Supplied material:

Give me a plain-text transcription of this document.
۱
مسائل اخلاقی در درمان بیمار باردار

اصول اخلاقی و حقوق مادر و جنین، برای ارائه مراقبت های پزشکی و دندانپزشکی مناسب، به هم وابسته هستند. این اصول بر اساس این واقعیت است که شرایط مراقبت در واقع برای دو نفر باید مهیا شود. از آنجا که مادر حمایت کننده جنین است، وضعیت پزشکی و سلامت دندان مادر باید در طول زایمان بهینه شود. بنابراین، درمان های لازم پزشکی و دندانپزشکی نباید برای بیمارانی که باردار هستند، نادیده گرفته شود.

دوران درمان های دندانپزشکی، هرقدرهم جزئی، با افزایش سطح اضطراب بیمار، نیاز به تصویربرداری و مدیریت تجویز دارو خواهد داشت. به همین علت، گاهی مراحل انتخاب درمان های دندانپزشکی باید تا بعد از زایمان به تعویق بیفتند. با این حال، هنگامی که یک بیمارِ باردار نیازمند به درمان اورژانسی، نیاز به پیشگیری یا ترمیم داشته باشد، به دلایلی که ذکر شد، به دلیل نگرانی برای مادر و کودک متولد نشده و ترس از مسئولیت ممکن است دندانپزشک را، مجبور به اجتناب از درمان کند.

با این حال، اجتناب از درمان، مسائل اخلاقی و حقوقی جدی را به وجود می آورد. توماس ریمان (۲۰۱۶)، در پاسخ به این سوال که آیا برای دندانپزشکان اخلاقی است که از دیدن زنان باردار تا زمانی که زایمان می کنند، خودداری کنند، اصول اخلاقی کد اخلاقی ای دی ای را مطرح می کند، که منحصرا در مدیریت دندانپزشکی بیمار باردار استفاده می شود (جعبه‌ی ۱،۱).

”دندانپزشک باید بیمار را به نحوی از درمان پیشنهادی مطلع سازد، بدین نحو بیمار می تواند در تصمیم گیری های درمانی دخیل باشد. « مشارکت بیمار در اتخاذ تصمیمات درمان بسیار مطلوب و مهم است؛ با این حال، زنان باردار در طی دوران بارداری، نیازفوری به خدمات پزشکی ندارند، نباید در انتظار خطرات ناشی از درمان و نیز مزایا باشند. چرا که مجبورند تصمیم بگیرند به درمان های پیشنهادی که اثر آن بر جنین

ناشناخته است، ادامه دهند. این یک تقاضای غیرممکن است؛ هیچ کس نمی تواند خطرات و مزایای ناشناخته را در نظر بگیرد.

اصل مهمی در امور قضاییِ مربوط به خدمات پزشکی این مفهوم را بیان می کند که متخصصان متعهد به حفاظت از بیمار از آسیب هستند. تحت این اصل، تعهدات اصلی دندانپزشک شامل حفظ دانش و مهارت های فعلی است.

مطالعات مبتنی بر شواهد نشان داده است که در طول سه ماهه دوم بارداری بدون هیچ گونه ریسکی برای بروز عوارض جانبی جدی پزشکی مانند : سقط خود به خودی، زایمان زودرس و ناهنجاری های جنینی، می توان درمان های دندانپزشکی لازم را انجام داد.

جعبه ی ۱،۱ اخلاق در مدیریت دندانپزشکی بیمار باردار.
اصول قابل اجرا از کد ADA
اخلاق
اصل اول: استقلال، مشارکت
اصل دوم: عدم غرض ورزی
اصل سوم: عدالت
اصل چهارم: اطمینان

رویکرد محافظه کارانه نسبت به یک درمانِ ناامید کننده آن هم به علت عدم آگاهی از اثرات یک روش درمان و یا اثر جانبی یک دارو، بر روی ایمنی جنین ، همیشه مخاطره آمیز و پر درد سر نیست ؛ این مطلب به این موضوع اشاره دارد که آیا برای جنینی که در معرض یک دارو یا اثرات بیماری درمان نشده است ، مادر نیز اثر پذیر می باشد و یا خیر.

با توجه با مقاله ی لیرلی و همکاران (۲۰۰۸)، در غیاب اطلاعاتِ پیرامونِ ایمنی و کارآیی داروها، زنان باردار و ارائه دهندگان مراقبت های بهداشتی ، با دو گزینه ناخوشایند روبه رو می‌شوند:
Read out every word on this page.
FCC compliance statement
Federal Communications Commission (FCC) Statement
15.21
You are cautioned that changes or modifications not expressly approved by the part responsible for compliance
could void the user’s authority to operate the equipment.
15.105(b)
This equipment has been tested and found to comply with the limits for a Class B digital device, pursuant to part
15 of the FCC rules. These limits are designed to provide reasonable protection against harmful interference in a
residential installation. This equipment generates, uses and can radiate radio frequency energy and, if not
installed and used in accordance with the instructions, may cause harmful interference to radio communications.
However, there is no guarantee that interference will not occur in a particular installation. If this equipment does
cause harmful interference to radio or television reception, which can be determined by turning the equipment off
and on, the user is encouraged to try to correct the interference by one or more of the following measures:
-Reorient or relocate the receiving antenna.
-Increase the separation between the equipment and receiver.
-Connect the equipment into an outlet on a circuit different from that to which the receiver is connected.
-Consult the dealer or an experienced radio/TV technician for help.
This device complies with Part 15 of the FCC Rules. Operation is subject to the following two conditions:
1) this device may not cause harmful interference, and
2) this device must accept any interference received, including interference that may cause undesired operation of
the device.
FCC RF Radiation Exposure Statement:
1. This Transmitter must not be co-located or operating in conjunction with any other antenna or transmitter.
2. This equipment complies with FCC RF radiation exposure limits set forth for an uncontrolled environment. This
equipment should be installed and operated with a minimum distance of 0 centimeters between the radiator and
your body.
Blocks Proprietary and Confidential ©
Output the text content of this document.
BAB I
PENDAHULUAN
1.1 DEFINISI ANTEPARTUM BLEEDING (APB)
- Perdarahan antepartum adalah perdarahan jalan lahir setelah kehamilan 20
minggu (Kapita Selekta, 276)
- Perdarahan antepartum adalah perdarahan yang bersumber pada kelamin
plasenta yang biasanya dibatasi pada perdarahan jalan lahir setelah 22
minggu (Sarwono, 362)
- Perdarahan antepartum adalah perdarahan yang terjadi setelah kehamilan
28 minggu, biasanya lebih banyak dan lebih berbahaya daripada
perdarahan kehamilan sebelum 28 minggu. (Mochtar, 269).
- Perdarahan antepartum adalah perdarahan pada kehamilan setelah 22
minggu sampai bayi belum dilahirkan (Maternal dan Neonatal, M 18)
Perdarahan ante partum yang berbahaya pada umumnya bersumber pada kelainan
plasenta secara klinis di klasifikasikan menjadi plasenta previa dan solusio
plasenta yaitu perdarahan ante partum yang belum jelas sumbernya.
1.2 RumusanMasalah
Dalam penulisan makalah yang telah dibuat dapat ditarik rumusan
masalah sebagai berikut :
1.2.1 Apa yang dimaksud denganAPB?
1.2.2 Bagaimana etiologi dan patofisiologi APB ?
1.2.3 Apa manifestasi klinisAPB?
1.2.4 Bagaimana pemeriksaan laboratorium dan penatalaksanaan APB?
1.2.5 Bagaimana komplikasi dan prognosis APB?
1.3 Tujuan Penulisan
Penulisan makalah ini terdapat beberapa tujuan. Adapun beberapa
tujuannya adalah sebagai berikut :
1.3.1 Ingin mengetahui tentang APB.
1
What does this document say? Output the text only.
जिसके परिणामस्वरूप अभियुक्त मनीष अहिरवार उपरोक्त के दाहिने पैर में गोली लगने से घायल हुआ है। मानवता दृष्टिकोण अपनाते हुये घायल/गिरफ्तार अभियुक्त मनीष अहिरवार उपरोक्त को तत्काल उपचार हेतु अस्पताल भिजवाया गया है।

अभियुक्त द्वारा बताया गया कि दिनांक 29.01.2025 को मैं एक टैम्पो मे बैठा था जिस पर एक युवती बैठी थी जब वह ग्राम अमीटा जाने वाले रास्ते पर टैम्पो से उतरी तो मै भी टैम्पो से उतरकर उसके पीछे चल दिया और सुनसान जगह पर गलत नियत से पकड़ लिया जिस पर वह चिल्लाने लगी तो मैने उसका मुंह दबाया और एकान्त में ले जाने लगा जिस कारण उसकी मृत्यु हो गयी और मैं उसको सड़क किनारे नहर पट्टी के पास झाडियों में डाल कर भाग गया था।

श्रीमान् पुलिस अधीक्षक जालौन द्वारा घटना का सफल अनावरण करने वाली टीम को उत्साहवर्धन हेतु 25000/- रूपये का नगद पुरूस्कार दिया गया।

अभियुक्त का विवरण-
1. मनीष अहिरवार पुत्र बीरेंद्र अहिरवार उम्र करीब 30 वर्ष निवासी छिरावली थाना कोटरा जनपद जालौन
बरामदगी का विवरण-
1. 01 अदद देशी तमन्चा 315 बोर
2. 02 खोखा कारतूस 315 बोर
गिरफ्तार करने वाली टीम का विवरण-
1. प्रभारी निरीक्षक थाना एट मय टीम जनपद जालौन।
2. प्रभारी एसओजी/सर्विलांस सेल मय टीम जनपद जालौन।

Short problem:
Across the records, count the lines holding the string "text". Give the number and stop.

Full solution:
3